= Exercise =
Find the lines in these entries that include the word "Cartografía" and state how many there are, with no other words.

= Supplied data =
* * * * * * * * *
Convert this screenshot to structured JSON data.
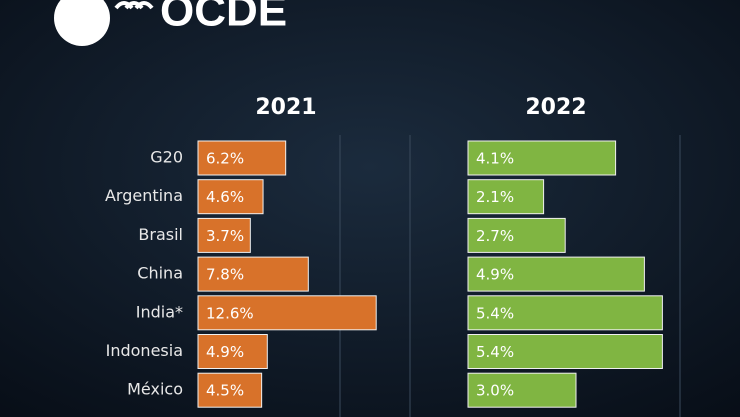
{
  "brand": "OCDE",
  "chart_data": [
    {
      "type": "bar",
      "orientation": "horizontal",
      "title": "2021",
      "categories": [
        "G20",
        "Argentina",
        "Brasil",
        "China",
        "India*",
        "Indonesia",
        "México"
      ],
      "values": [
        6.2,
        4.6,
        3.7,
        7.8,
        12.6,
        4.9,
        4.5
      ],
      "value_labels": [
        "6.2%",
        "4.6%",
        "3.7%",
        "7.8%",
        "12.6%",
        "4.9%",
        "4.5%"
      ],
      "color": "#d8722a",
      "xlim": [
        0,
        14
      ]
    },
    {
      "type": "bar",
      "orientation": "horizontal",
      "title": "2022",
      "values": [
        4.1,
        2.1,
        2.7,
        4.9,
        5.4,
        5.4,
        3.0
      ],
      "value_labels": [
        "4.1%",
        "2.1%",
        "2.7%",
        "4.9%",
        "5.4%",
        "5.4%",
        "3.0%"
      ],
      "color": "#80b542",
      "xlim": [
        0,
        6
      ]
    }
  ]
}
* * * * * * * * *
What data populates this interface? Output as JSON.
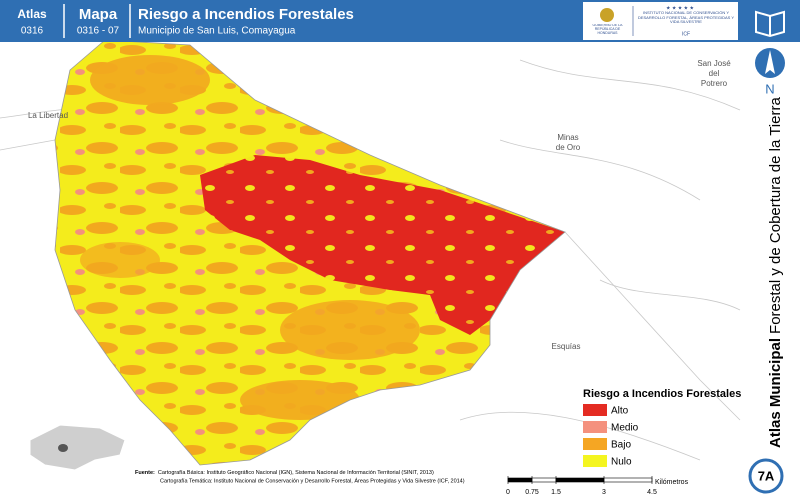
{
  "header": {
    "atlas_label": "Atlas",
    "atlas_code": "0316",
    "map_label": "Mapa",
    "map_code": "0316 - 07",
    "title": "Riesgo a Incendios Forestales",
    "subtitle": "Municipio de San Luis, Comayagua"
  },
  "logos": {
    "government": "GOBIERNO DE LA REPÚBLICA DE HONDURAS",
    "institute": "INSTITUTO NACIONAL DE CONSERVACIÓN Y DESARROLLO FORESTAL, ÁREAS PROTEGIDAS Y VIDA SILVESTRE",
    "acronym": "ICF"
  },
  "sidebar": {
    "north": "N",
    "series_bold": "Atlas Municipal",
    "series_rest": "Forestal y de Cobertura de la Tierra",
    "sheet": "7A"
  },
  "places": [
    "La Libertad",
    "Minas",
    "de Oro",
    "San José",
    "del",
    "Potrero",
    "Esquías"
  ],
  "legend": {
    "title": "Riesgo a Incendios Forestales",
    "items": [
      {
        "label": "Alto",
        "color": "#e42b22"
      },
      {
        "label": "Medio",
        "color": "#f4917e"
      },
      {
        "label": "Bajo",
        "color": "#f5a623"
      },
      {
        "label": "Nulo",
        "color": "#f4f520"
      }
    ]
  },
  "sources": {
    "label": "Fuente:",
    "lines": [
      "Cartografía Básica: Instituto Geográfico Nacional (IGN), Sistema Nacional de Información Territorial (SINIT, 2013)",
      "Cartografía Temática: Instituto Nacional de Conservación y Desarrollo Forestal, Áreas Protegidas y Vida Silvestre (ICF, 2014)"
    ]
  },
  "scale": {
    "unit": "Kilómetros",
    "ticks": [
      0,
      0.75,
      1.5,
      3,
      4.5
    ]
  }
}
* * * * * * * * *
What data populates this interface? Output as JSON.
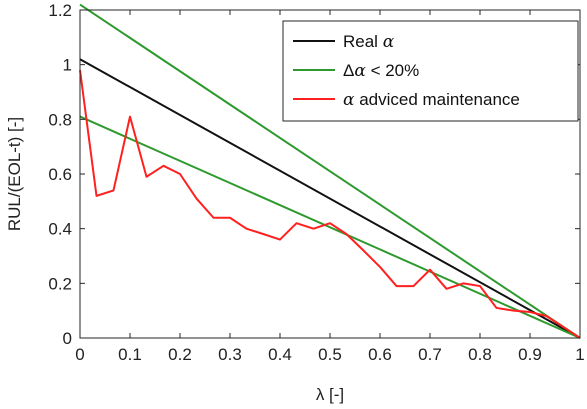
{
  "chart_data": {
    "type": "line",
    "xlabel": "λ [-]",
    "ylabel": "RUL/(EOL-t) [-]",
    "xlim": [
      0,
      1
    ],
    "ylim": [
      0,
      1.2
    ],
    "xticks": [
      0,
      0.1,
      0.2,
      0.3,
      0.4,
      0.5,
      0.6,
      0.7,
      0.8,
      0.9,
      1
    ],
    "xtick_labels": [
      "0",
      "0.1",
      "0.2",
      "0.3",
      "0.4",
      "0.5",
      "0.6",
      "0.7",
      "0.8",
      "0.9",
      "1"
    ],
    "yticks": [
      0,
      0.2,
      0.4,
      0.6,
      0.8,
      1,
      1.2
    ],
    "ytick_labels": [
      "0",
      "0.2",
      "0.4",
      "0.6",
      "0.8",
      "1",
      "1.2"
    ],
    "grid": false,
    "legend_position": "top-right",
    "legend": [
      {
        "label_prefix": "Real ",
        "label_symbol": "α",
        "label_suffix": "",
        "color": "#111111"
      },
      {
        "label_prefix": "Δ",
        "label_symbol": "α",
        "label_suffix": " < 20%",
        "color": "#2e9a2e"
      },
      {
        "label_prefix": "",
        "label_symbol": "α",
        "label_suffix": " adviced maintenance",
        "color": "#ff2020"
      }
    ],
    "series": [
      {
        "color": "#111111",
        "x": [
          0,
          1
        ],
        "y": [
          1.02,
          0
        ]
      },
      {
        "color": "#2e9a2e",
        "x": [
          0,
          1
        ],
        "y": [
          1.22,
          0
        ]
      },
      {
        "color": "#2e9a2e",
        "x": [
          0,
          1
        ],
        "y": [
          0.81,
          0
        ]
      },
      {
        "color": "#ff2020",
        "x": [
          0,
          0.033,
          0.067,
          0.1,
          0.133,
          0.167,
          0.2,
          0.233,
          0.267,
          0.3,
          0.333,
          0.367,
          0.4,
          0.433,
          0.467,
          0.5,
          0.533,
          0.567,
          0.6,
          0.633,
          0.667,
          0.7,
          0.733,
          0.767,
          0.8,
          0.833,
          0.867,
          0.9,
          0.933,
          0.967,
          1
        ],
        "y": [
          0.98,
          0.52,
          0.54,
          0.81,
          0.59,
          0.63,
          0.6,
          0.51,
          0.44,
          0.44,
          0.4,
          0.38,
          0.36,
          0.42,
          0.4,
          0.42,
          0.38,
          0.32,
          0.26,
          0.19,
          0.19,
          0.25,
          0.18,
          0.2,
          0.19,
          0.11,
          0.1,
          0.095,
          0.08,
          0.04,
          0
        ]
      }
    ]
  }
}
* * * * * * * * *
= Solution to the exercise =
2